** Input data **
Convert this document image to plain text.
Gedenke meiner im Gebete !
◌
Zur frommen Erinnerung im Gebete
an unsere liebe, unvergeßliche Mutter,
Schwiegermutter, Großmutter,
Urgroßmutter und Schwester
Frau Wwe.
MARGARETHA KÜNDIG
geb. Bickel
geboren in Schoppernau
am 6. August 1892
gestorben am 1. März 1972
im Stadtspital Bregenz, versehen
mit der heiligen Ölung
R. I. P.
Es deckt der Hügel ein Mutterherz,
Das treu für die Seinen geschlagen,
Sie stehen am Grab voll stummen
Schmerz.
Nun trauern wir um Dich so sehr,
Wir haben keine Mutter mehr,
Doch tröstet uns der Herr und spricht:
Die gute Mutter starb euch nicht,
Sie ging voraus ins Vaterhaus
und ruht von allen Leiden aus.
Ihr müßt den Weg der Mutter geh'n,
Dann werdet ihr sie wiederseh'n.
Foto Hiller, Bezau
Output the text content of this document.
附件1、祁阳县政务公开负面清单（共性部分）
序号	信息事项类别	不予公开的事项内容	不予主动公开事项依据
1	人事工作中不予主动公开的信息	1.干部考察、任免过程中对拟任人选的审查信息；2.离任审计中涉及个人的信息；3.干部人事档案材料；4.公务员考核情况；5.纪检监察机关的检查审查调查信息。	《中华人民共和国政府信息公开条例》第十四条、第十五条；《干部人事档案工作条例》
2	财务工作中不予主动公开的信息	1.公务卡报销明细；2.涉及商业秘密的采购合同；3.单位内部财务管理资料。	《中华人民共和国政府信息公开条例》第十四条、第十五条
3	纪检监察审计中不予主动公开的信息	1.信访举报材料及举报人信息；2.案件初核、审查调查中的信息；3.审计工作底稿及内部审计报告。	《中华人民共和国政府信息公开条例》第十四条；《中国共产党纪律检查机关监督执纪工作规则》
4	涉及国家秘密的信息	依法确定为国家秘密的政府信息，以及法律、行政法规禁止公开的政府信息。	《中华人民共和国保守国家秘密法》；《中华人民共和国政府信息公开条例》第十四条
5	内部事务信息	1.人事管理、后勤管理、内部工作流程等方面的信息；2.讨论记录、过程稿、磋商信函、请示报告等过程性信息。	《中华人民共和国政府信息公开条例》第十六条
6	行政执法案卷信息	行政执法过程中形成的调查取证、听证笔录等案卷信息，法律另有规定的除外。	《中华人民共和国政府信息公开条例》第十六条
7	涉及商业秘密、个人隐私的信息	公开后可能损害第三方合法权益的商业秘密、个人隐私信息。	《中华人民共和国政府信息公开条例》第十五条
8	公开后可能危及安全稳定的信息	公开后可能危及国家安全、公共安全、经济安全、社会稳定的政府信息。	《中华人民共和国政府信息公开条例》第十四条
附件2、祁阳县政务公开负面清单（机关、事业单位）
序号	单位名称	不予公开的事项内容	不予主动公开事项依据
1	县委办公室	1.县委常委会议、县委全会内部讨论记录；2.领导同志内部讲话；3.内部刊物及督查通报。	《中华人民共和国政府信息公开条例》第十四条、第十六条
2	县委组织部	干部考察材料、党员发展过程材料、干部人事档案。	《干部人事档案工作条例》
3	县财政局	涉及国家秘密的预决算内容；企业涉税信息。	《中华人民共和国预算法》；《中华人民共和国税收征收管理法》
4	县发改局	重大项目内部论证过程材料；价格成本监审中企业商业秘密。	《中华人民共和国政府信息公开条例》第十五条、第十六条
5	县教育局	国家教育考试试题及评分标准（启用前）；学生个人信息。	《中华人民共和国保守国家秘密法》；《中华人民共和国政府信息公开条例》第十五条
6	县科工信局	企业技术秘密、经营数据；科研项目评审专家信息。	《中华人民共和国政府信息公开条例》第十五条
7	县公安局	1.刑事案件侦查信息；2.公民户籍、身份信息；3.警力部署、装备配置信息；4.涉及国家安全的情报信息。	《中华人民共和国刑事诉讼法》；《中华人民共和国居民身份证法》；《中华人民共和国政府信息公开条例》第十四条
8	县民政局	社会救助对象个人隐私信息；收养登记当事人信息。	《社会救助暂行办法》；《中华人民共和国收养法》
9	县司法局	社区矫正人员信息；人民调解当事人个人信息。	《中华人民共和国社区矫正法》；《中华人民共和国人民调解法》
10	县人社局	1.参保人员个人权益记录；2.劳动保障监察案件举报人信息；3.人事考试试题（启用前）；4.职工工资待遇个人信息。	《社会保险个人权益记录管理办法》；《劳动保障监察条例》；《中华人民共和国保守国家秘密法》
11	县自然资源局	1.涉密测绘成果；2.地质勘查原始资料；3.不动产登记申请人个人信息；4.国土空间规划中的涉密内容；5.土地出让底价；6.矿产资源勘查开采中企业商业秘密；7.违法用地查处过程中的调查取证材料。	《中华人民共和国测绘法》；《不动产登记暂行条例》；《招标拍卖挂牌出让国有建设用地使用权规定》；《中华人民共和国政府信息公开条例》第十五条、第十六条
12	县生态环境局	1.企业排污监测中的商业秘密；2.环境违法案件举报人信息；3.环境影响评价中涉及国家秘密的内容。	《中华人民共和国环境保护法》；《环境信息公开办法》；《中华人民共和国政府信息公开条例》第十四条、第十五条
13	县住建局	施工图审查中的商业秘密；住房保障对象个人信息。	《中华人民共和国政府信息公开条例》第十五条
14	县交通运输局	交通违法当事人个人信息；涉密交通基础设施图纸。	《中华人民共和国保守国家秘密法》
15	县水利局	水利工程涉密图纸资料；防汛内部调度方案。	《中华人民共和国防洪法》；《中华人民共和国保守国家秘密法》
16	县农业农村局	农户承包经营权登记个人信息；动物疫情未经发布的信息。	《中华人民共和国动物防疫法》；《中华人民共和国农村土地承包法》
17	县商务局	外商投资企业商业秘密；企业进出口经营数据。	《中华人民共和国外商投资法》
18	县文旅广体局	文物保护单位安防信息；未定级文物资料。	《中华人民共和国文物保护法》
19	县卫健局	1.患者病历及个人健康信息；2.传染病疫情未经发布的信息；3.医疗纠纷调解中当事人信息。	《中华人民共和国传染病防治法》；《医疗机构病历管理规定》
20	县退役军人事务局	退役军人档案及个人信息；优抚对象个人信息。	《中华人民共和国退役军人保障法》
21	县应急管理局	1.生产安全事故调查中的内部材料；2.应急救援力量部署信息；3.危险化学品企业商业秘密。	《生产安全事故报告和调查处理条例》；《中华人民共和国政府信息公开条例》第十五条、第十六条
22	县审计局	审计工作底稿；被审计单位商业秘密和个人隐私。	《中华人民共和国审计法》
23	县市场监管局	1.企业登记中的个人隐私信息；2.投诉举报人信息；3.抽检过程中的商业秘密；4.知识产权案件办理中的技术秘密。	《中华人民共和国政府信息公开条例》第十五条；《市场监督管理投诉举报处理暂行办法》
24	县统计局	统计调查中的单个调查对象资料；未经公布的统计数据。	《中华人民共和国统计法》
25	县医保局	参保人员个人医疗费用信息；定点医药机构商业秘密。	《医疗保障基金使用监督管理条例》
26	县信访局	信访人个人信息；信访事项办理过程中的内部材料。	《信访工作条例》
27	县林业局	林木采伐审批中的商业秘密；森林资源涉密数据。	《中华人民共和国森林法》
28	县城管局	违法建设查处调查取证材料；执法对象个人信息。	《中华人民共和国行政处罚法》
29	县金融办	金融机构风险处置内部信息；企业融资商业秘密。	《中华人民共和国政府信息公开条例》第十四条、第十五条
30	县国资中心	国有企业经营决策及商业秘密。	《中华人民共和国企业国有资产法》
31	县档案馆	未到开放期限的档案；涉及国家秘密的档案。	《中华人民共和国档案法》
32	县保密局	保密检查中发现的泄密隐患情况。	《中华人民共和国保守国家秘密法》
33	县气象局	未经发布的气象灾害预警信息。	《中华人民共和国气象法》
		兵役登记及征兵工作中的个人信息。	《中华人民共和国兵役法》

** Required work **
Gather all the lines that include the word "text" and copy them out.

** Output of the exercise **
Convert this document image to plain text.
Output the text content of this document.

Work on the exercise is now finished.